=== Records for this exercise ===

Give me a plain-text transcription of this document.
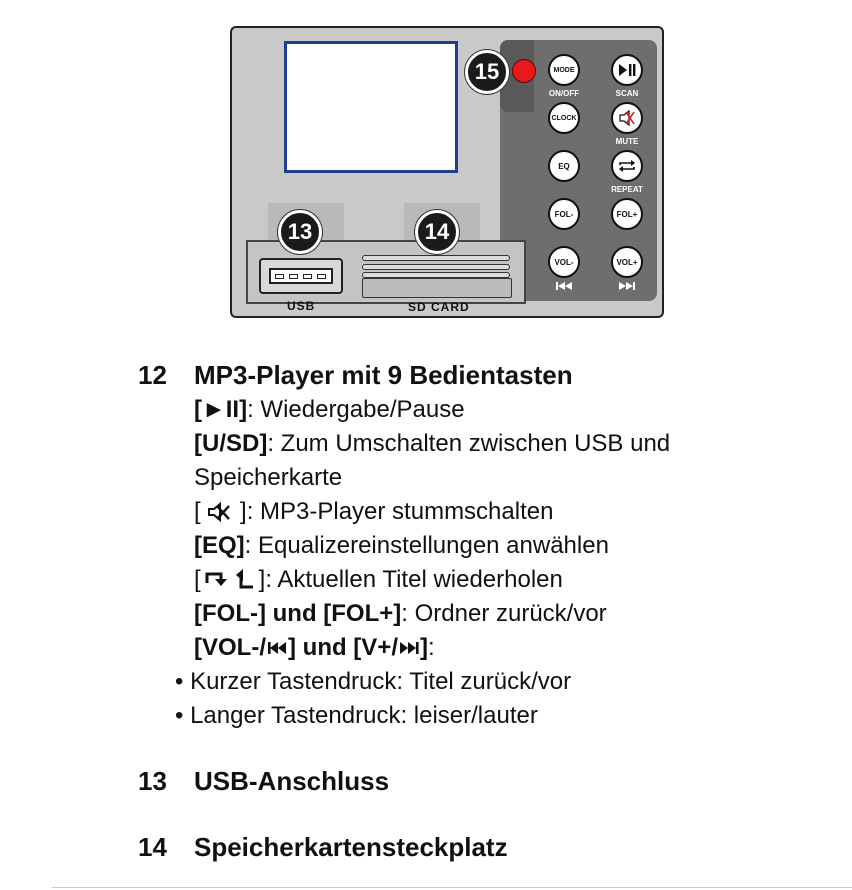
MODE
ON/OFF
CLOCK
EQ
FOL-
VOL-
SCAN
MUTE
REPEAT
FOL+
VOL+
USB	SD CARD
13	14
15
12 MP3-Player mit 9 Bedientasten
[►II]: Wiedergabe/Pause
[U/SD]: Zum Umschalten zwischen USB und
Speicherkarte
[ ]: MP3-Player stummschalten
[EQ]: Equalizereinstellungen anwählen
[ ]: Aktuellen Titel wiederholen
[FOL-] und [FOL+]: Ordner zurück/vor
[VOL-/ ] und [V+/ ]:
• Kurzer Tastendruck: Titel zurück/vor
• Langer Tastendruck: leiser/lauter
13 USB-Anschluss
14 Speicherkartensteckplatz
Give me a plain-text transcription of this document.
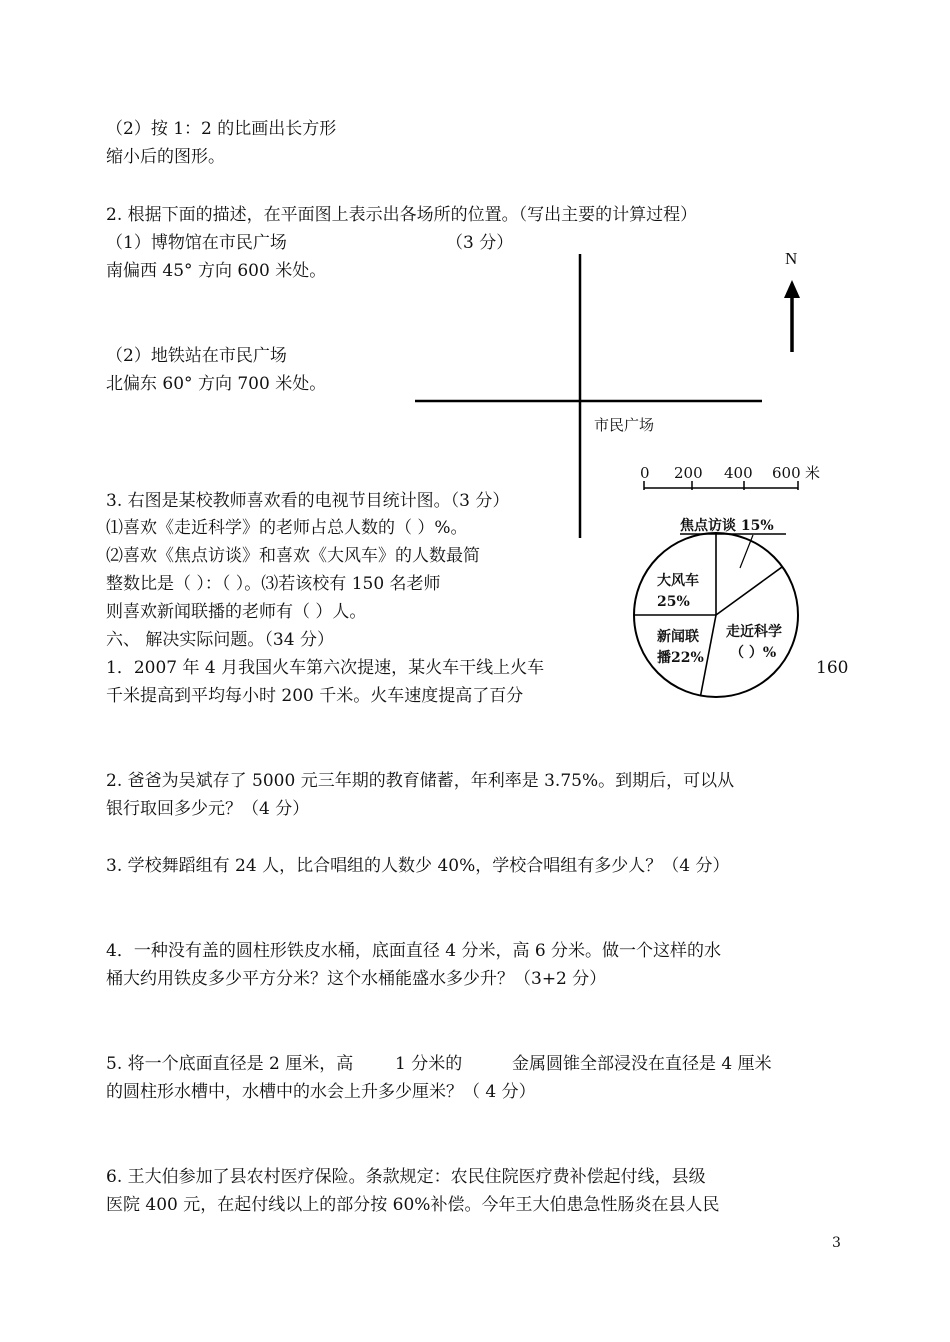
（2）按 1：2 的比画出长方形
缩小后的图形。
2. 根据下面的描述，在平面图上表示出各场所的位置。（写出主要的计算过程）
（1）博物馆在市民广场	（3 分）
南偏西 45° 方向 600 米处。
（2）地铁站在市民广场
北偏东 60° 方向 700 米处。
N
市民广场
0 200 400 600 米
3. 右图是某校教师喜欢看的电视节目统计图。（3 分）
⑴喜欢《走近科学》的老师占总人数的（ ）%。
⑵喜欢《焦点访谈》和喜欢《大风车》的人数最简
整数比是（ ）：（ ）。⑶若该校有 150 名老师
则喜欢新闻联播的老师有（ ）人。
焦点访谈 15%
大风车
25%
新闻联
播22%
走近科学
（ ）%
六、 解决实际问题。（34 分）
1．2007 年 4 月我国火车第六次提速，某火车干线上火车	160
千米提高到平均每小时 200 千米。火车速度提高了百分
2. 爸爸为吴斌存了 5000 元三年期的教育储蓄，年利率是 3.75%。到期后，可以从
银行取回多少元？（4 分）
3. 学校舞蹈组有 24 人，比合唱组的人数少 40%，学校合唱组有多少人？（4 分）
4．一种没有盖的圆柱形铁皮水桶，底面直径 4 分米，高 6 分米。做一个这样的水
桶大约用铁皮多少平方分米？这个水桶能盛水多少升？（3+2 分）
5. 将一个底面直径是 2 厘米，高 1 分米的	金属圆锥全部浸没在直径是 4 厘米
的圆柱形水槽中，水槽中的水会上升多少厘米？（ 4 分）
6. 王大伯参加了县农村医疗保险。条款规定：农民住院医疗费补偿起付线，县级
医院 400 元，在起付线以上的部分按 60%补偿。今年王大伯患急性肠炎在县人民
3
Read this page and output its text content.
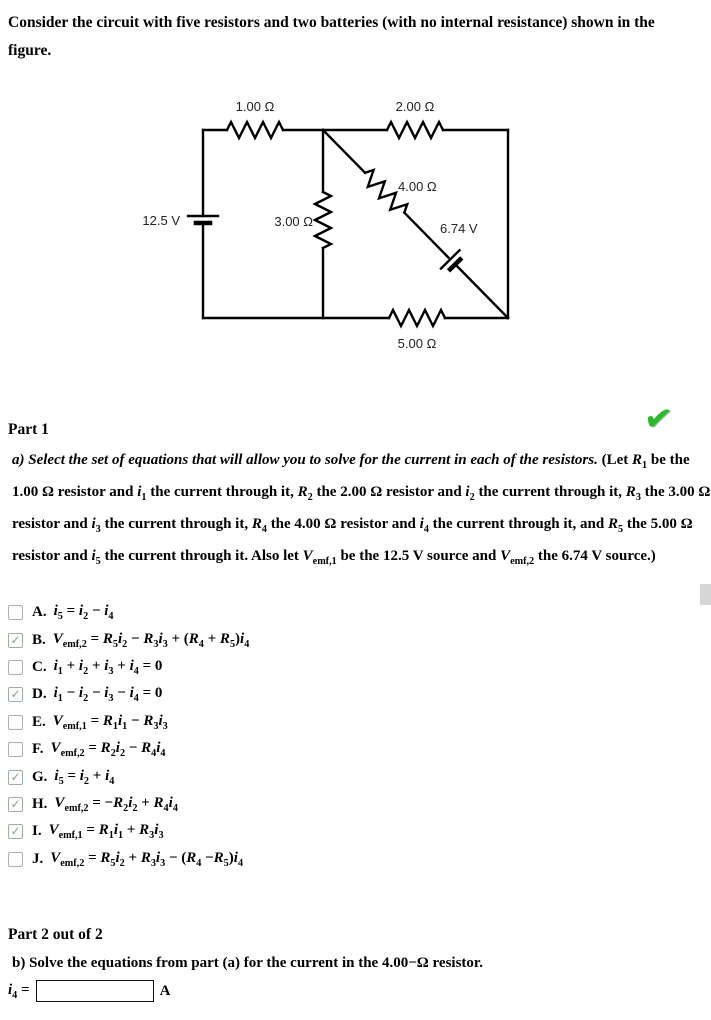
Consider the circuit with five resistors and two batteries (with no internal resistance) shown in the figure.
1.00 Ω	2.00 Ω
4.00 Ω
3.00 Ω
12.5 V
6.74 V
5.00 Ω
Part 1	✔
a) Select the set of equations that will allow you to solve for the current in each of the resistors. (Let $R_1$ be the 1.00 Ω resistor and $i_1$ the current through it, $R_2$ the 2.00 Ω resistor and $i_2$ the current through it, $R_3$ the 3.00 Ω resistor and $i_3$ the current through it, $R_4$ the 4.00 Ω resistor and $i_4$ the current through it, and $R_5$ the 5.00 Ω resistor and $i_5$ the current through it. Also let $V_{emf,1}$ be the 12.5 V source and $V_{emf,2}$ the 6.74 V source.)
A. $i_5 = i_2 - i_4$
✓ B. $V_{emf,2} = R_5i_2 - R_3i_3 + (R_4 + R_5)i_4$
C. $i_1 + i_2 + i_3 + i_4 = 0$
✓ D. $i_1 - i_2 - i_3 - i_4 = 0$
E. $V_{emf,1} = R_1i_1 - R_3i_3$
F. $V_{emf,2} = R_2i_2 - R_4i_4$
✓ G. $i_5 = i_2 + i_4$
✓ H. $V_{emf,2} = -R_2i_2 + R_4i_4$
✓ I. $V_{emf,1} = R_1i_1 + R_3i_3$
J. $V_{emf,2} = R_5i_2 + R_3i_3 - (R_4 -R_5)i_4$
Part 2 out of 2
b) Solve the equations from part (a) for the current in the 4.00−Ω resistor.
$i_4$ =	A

===

• **Exercise task**: Return each line where "current" shows up.

• **Output of the task**:
a) Select the set of equations that will allow you to solve for the current in each of the resistors. (Let $R_1$ be the 1.00 Ω resistor and $i_1$ the current through it, $R_2$ the 2.00 Ω resistor and $i_2$ the current through it, $R_3$ the 3.00 Ω resistor and $i_3$ the current through it, $R_4$ the 4.00 Ω resistor and $i_4$ the current through it, and $R_5$ the 5.00 Ω resistor and $i_5$ the current through it. Also let $V_{emf,1}$ be the 12.5 V source and $V_{emf,2}$ the 6.74 V source.)
b) Solve the equations from part (a) for the current in the 4.00−Ω resistor.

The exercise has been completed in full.